>> Begin

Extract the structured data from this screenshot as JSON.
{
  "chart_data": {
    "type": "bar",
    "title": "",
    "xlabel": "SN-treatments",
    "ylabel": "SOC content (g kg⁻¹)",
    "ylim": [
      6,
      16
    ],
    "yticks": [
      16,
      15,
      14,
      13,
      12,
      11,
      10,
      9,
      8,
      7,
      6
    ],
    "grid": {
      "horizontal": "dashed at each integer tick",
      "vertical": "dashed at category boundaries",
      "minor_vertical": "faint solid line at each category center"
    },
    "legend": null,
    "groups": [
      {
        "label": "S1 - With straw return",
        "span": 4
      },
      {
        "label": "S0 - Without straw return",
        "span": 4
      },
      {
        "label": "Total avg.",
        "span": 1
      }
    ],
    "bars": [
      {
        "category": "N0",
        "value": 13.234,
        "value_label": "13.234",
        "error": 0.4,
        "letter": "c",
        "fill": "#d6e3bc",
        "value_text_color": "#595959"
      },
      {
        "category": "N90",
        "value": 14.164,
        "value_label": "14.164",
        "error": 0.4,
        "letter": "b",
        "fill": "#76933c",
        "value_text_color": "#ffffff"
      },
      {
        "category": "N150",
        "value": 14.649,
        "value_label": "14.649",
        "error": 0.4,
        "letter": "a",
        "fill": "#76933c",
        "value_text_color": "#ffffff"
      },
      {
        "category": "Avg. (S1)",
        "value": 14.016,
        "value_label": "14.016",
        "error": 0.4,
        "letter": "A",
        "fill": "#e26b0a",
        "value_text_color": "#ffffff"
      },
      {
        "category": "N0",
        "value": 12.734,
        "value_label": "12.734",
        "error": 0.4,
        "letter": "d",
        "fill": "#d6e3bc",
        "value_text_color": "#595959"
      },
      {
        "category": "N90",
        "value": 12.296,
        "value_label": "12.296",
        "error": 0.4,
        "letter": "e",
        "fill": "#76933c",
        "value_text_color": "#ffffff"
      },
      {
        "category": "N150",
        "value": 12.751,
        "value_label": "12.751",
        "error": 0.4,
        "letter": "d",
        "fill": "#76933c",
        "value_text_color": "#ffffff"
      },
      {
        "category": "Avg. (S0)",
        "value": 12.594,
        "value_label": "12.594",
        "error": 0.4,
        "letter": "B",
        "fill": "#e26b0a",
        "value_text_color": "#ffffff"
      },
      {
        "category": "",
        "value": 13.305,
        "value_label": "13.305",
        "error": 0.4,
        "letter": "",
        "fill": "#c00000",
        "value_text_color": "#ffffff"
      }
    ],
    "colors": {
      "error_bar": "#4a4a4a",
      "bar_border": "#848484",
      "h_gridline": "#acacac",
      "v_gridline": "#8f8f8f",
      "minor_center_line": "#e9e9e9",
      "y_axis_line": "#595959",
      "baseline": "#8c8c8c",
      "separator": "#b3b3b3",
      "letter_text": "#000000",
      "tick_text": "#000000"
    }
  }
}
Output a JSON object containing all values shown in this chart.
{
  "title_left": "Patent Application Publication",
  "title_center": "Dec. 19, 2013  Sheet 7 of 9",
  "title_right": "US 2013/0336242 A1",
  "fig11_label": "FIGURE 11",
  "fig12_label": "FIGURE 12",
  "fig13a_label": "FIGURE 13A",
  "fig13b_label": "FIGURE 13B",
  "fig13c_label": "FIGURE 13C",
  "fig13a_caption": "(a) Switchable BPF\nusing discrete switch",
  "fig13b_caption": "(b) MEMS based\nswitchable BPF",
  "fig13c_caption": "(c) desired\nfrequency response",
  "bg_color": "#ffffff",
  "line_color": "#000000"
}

>> End

Aim: Every entry above needs to be quoted exactly.

Finished task:
Extract the structured data from this screenshot as JSON.
{
  "chart_data": {
    "type": "bar",
    "title": "",
    "xlabel": "SN-treatments",
    "ylabel": "SOC content (g kg⁻¹)",
    "ylim": [
      6,
      16
    ],
    "yticks": [
      16,
      15,
      14,
      13,
      12,
      11,
      10,
      9,
      8,
      7,
      6
    ],
    "grid": {
      "horizontal": "dashed at each integer tick",
      "vertical": "dashed at category boundaries",
      "minor_vertical": "faint solid line at each category center"
    },
    "legend": null,
    "groups": [
      {
        "label": "S1 - With straw return",
        "span": 4
      },
      {
        "label": "S0 - Without straw return",
        "span": 4
      },
      {
        "label": "Total avg.",
        "span": 1
      }
    ],
    "bars": [
      {
        "category": "N0",
        "value": 13.234,
        "value_label": "13.234",
        "error": 0.4,
        "letter": "c",
        "fill": "#d6e3bc",
        "value_text_color": "#595959"
      },
      {
        "category": "N90",
        "value": 14.164,
        "value_label": "14.164",
        "error": 0.4,
        "letter": "b",
        "fill": "#76933c",
        "value_text_color": "#ffffff"
      },
      {
        "category": "N150",
        "value": 14.649,
        "value_label": "14.649",
        "error": 0.4,
        "letter": "a",
        "fill": "#76933c",
        "value_text_color": "#ffffff"
      },
      {
        "category": "Avg. (S1)",
        "value": 14.016,
        "value_label": "14.016",
        "error": 0.4,
        "letter": "A",
        "fill": "#e26b0a",
        "value_text_color": "#ffffff"
      },
      {
        "category": "N0",
        "value": 12.734,
        "value_label": "12.734",
        "error": 0.4,
        "letter": "d",
        "fill": "#d6e3bc",
        "value_text_color": "#595959"
      },
      {
        "category": "N90",
        "value": 12.296,
        "value_label": "12.296",
        "error": 0.4,
        "letter": "e",
        "fill": "#76933c",
        "value_text_color": "#ffffff"
      },
      {
        "category": "N150",
        "value": 12.751,
        "value_label": "12.751",
        "error": 0.4,
        "letter": "d",
        "fill": "#76933c",
        "value_text_color": "#ffffff"
      },
      {
        "category": "Avg. (S0)",
        "value": 12.594,
        "value_label": "12.594",
        "error": 0.4,
        "letter": "B",
        "fill": "#e26b0a",
        "value_text_color": "#ffffff"
      },
      {
        "category": "",
        "value": 13.305,
        "value_label": "13.305",
        "error": 0.4,
        "letter": "",
        "fill": "#c00000",
        "value_text_color": "#ffffff"
      }
    ],
    "colors": {
      "error_bar": "#4a4a4a",
      "bar_border": "#848484",
      "h_gridline": "#acacac",
      "v_gridline": "#8f8f8f",
      "minor_center_line": "#e9e9e9",
      "y_axis_line": "#595959",
      "baseline": "#8c8c8c",
      "separator": "#b3b3b3",
      "letter_text": "#000000",
      "tick_text": "#000000"
    }
  }
}
Output a JSON object containing all values shown in this chart.
{
  "title_left": "Patent Application Publication",
  "title_center": "Dec. 19, 2013  Sheet 7 of 9",
  "title_right": "US 2013/0336242 A1",
  "fig11_label": "FIGURE 11",
  "fig12_label": "FIGURE 12",
  "fig13a_label": "FIGURE 13A",
  "fig13b_label": "FIGURE 13B",
  "fig13c_label": "FIGURE 13C",
  "fig13a_caption": "(a) Switchable BPF\nusing discrete switch",
  "fig13b_caption": "(b) MEMS based\nswitchable BPF",
  "fig13c_caption": "(c) desired\nfrequency response",
  "bg_color": "#ffffff",
  "line_color": "#000000"
}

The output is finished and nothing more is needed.